REQUIREMENTS => Can you retype the stretch of the forum thread below on counting list items in an HTML page, from "So what I want" through "way to do it."?

PAGE EXCERPT =>
^^^^^^^^

How can I count number of elements in an HTML page

Hi there, I'm using net/http to retrieve some html pages and now I
want to count the number of items in a list on the page. The
response.body is stored as a string.

The HTML looks something like this:

···

----
<div class="first section">
   <h1>
      Section Heading I'm interested in:
   </h1>
   <ul>
      <li>
         <form action="foo" method="post" name="">
           <button type="submit">foo</button>
         </form>
      </li>
      <li>
         <form action="bar" method="post" name="">
            <button type="submit">bar</button>
         </form>
      </li>
   </ul>
</div>

<div class="next section">
----

So what I want to do is count the number of li's in a particular div
section. In this case the answer is 2. It might be more, it might be
0.

I can find the section I want with a regex but I don't know how to
iterate through the string looking for particular elements. I was
thinking about taking the section I'm interested in and saving it as
an array and then iterating through each array element (html line)
that way, but I thought there might be a quicker way to do it.

suggestions?

TIA

I'd use Nokogiri. Off the top of my head, it would be something like (untested):

require 'nokogiri'

html_string=<<END
#[your html]
END

doc = Nokogiri::HTML(html_string)
puts doc.search("/div/ul/li").size

Maybe you will need to adjust the xpath search, but I think it should
be something like that.

Hope this helps,

Jesus.

···

On Tue, Oct 5, 2010 at 10:45 PM, Paul <tester.paul@gmail.com> wrote:

Hi there, I'm using net/http to retrieve some html pages and now I
want to count the number of items in a list on the page. The
response.body is stored as a string.

^^^^^^^^

Rows from a dataset
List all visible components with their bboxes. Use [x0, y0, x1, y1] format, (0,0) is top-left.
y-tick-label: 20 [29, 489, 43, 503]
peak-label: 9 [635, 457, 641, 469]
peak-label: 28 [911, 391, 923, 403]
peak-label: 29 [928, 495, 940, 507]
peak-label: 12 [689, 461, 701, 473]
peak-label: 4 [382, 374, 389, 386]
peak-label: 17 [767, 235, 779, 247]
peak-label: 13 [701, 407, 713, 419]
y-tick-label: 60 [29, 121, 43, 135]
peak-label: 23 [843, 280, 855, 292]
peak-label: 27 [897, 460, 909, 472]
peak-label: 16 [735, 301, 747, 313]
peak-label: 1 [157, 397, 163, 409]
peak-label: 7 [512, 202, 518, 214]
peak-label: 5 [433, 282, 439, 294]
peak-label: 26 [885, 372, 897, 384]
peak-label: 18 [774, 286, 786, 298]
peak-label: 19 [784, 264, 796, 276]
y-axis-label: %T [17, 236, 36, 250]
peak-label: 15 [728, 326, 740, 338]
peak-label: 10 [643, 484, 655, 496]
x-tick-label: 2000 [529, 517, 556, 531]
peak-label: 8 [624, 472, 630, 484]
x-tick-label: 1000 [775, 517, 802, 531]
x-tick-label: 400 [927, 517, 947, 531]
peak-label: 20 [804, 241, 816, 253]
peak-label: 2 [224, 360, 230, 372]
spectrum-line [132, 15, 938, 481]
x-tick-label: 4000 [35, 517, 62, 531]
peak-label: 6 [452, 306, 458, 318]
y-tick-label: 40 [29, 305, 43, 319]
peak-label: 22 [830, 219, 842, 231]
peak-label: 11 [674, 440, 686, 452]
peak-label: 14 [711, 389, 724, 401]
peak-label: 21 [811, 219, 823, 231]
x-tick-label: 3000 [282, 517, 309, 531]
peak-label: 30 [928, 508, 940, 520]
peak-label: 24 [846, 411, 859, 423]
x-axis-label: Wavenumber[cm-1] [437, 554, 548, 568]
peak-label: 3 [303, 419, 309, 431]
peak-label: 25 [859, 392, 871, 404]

^^^^^^^^

REPLY TO THE TASK =>
So what I want to do is count the number of li's in a particular div
section. In this case the answer is 2. It might be more, it might be
0.

I can find the section I want with a regex but I don't know how to
iterate through the string looking for particular elements. I was
thinking about taking the section I'm interested in and saving it as
an array and then iterating through each array element (html line)
that way, but I thought there might be a quicker way to do it.